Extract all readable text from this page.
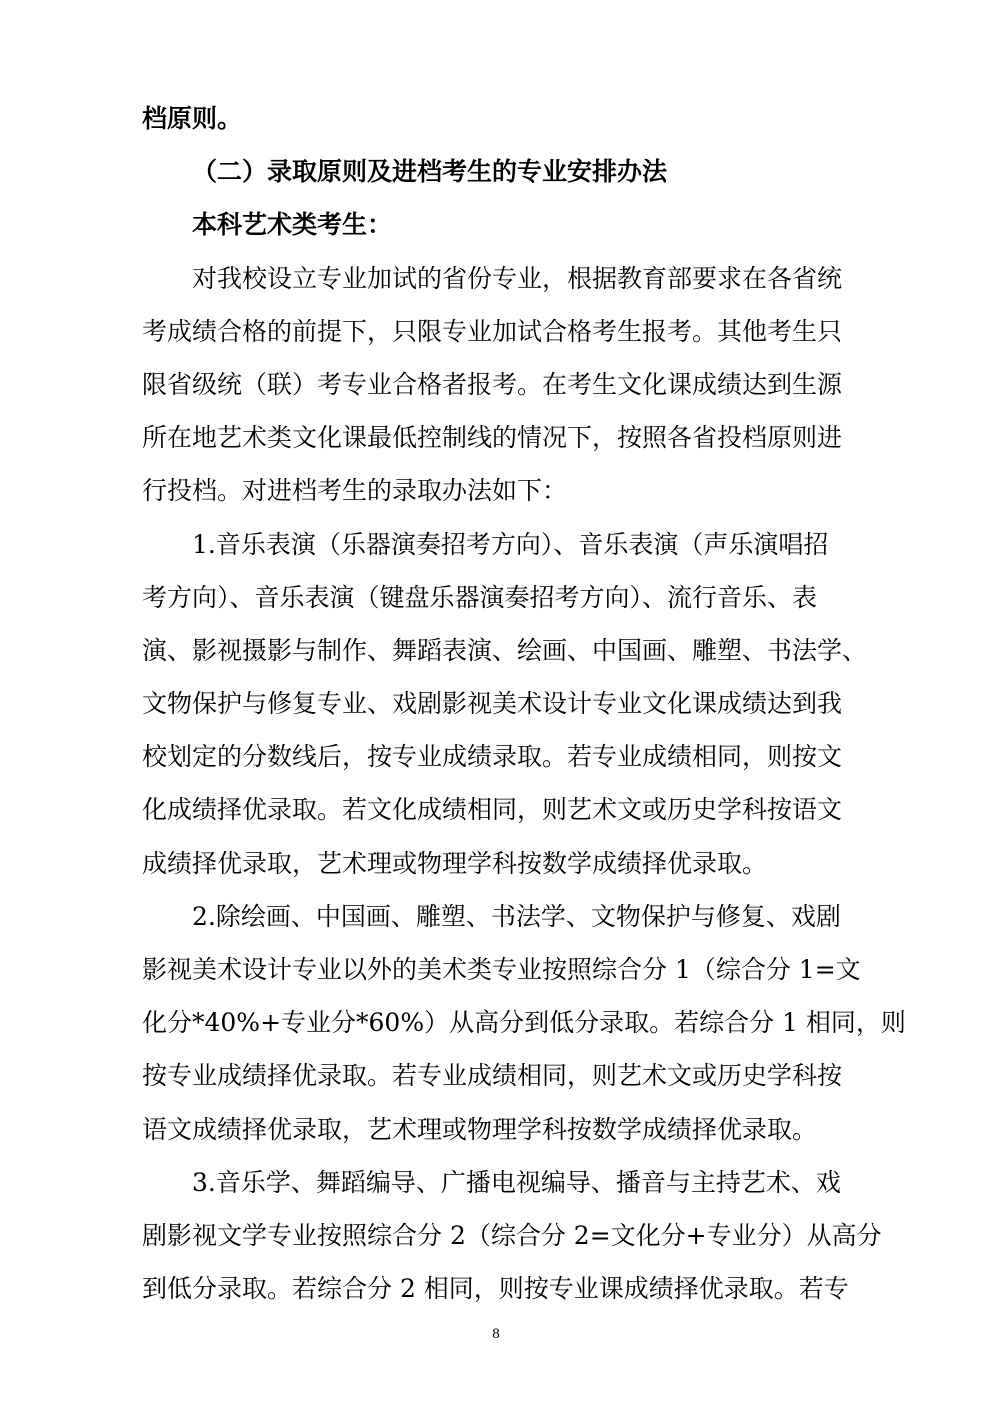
档原则。
（二）录取原则及进档考生的专业安排办法
本科艺术类考生：
对我校设立专业加试的省份专业，根据教育部要求在各省统
考成绩合格的前提下，只限专业加试合格考生报考。其他考生只
限省级统（联）考专业合格者报考。在考生文化课成绩达到生源
所在地艺术类文化课最低控制线的情况下，按照各省投档原则进
行投档。对进档考生的录取办法如下：
1.音乐表演（乐器演奏招考方向）、音乐表演（声乐演唱招
考方向）、音乐表演（键盘乐器演奏招考方向）、流行音乐、表
演、影视摄影与制作、舞蹈表演、绘画、中国画、雕塑、书法学、
文物保护与修复专业、戏剧影视美术设计专业文化课成绩达到我
校划定的分数线后，按专业成绩录取。若专业成绩相同，则按文
化成绩择优录取。若文化成绩相同，则艺术文或历史学科按语文
成绩择优录取，艺术理或物理学科按数学成绩择优录取。
2.除绘画、中国画、雕塑、书法学、文物保护与修复、戏剧
影视美术设计专业以外的美术类专业按照综合分 1（综合分 1=文
化分*40%+专业分*60%）从高分到低分录取。若综合分 1 相同，则
按专业成绩择优录取。若专业成绩相同，则艺术文或历史学科按
语文成绩择优录取，艺术理或物理学科按数学成绩择优录取。
3.音乐学、舞蹈编导、广播电视编导、播音与主持艺术、戏
剧影视文学专业按照综合分 2（综合分 2=文化分+专业分）从高分
到低分录取。若综合分 2 相同，则按专业课成绩择优录取。若专
8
——————————
Prompt
Say how many lines of the material contain the word "若专业成绩相同", with no other text.

Expected answer
2